OBJECTIVE:
Output the data below in full, byte for byte. Nothing may differ.

ROWS:

|---|

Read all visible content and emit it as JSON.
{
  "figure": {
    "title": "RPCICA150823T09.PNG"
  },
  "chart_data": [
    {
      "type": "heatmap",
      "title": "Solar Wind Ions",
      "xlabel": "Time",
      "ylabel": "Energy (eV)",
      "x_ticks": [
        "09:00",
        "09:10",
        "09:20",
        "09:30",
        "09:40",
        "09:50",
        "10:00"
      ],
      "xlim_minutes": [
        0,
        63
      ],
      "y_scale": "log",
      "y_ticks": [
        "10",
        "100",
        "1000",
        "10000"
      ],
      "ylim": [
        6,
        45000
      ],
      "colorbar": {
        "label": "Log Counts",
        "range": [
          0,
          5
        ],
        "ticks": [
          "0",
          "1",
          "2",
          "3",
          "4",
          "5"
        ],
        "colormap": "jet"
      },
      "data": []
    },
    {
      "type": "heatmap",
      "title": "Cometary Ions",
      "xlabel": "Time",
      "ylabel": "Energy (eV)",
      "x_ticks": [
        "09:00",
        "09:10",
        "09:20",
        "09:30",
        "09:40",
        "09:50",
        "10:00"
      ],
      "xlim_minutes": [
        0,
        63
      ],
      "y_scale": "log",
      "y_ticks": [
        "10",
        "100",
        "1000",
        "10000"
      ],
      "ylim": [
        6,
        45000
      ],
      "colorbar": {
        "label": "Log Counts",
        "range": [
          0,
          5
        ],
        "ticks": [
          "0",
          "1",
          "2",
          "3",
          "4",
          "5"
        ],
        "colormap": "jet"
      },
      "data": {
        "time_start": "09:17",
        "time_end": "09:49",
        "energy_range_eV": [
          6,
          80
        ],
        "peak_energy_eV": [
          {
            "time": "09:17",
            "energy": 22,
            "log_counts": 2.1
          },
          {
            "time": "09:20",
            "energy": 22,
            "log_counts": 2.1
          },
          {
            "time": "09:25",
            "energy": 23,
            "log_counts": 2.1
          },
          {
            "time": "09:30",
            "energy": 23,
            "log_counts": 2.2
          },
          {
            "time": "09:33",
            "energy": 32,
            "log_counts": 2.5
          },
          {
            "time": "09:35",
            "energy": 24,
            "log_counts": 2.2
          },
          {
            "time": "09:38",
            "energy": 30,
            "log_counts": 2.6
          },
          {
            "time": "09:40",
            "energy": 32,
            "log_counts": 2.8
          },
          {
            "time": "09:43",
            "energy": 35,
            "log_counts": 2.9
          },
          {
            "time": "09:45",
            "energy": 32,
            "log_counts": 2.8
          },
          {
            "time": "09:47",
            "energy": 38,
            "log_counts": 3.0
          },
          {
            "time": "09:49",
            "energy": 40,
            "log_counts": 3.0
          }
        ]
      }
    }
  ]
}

|---|

RESPONSE BELOW:
Read all visible content and emit it as JSON.
{
  "figure": {
    "title": "RPCICA150823T09.PNG"
  },
  "chart_data": [
    {
      "type": "heatmap",
      "title": "Solar Wind Ions",
      "xlabel": "Time",
      "ylabel": "Energy (eV)",
      "x_ticks": [
        "09:00",
        "09:10",
        "09:20",
        "09:30",
        "09:40",
        "09:50",
        "10:00"
      ],
      "xlim_minutes": [
        0,
        63
      ],
      "y_scale": "log",
      "y_ticks": [
        "10",
        "100",
        "1000",
        "10000"
      ],
      "ylim": [
        6,
        45000
      ],
      "colorbar": {
        "label": "Log Counts",
        "range": [
          0,
          5
        ],
        "ticks": [
          "0",
          "1",
          "2",
          "3",
          "4",
          "5"
        ],
        "colormap": "jet"
      },
      "data": []
    },
    {
      "type": "heatmap",
      "title": "Cometary Ions",
      "xlabel": "Time",
      "ylabel": "Energy (eV)",
      "x_ticks": [
        "09:00",
        "09:10",
        "09:20",
        "09:30",
        "09:40",
        "09:50",
        "10:00"
      ],
      "xlim_minutes": [
        0,
        63
      ],
      "y_scale": "log",
      "y_ticks": [
        "10",
        "100",
        "1000",
        "10000"
      ],
      "ylim": [
        6,
        45000
      ],
      "colorbar": {
        "label": "Log Counts",
        "range": [
          0,
          5
        ],
        "ticks": [
          "0",
          "1",
          "2",
          "3",
          "4",
          "5"
        ],
        "colormap": "jet"
      },
      "data": {
        "time_start": "09:17",
        "time_end": "09:49",
        "energy_range_eV": [
          6,
          80
        ],
        "peak_energy_eV": [
          {
            "time": "09:17",
            "energy": 22,
            "log_counts": 2.1
          },
          {
            "time": "09:20",
            "energy": 22,
            "log_counts": 2.1
          },
          {
            "time": "09:25",
            "energy": 23,
            "log_counts": 2.1
          },
          {
            "time": "09:30",
            "energy": 23,
            "log_counts": 2.2
          },
          {
            "time": "09:33",
            "energy": 32,
            "log_counts": 2.5
          },
          {
            "time": "09:35",
            "energy": 24,
            "log_counts": 2.2
          },
          {
            "time": "09:38",
            "energy": 30,
            "log_counts": 2.6
          },
          {
            "time": "09:40",
            "energy": 32,
            "log_counts": 2.8
          },
          {
            "time": "09:43",
            "energy": 35,
            "log_counts": 2.9
          },
          {
            "time": "09:45",
            "energy": 32,
            "log_counts": 2.8
          },
          {
            "time": "09:47",
            "energy": 38,
            "log_counts": 3.0
          },
          {
            "time": "09:49",
            "energy": 40,
            "log_counts": 3.0
          }
        ]
      }
    }
  ]
}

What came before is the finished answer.